- Records shown
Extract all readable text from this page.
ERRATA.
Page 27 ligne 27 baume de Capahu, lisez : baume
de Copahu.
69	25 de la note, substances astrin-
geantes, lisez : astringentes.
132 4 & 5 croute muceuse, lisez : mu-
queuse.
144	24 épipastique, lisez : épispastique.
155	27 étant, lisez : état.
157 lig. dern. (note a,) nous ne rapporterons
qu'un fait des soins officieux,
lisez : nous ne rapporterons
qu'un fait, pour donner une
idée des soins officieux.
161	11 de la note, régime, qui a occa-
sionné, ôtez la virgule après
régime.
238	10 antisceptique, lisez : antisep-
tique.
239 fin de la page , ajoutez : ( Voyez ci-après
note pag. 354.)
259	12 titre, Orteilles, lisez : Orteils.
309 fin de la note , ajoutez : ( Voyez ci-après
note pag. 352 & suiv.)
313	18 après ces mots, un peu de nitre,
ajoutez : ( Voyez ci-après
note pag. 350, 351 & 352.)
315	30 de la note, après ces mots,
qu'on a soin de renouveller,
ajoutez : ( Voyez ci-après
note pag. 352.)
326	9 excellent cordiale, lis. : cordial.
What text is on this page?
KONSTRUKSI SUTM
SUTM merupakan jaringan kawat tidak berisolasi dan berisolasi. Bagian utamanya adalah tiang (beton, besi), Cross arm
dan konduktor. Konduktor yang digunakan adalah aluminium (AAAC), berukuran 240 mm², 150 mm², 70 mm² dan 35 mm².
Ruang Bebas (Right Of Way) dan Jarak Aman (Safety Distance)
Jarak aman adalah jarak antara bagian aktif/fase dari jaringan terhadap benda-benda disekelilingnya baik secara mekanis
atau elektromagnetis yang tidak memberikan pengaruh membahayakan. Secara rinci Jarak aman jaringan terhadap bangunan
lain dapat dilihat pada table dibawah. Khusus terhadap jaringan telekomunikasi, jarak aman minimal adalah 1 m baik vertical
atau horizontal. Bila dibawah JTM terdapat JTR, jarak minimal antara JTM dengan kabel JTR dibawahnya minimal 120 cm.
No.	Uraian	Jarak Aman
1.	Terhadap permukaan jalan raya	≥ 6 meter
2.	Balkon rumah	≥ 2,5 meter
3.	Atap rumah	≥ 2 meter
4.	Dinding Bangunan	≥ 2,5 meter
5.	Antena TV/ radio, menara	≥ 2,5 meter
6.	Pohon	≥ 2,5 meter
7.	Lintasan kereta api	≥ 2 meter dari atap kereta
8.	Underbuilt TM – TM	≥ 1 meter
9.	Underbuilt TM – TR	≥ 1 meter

- Job
Restate every line of the data word for word.

- Task response
Extract all readable text from this page.
ERRATA.
Page 27 ligne 27 baume de Capahu, lisez : baume
de Copahu.
69	25 de la note, substances astrin-
geantes, lisez : astringentes.
132 4 & 5 croute muceuse, lisez : mu-
queuse.
144	24 épipastique, lisez : épispastique.
155	27 étant, lisez : état.
157 lig. dern. (note a,) nous ne rapporterons
qu'un fait des soins officieux,
lisez : nous ne rapporterons
qu'un fait, pour donner une
idée des soins officieux.
161	11 de la note, régime, qui a occa-
sionné, ôtez la virgule après
régime.
238	10 antisceptique, lisez : antisep-
tique.
239 fin de la page , ajoutez : ( Voyez ci-après
note pag. 354.)
259	12 titre, Orteilles, lisez : Orteils.
309 fin de la note , ajoutez : ( Voyez ci-après
note pag. 352 & suiv.)
313	18 après ces mots, un peu de nitre,
ajoutez : ( Voyez ci-après
note pag. 350, 351 & 352.)
315	30 de la note, après ces mots,
qu'on a soin de renouveller,
ajoutez : ( Voyez ci-après
note pag. 352.)
326	9 excellent cordiale, lis. : cordial.
What text is on this page?
KONSTRUKSI SUTM
SUTM merupakan jaringan kawat tidak berisolasi dan berisolasi. Bagian utamanya adalah tiang (beton, besi), Cross arm
dan konduktor. Konduktor yang digunakan adalah aluminium (AAAC), berukuran 240 mm², 150 mm², 70 mm² dan 35 mm².
Ruang Bebas (Right Of Way) dan Jarak Aman (Safety Distance)
Jarak aman adalah jarak antara bagian aktif/fase dari jaringan terhadap benda-benda disekelilingnya baik secara mekanis
atau elektromagnetis yang tidak memberikan pengaruh membahayakan. Secara rinci Jarak aman jaringan terhadap bangunan
lain dapat dilihat pada table dibawah. Khusus terhadap jaringan telekomunikasi, jarak aman minimal adalah 1 m baik vertical
atau horizontal. Bila dibawah JTM terdapat JTR, jarak minimal antara JTM dengan kabel JTR dibawahnya minimal 120 cm.
No.	Uraian	Jarak Aman
1.	Terhadap permukaan jalan raya	≥ 6 meter
2.	Balkon rumah	≥ 2,5 meter
3.	Atap rumah	≥ 2 meter
4.	Dinding Bangunan	≥ 2,5 meter
5.	Antena TV/ radio, menara	≥ 2,5 meter
6.	Pohon	≥ 2,5 meter
7.	Lintasan kereta api	≥ 2 meter dari atap kereta
8.	Underbuilt TM – TM	≥ 1 meter
9.	Underbuilt TM – TR	≥ 1 meter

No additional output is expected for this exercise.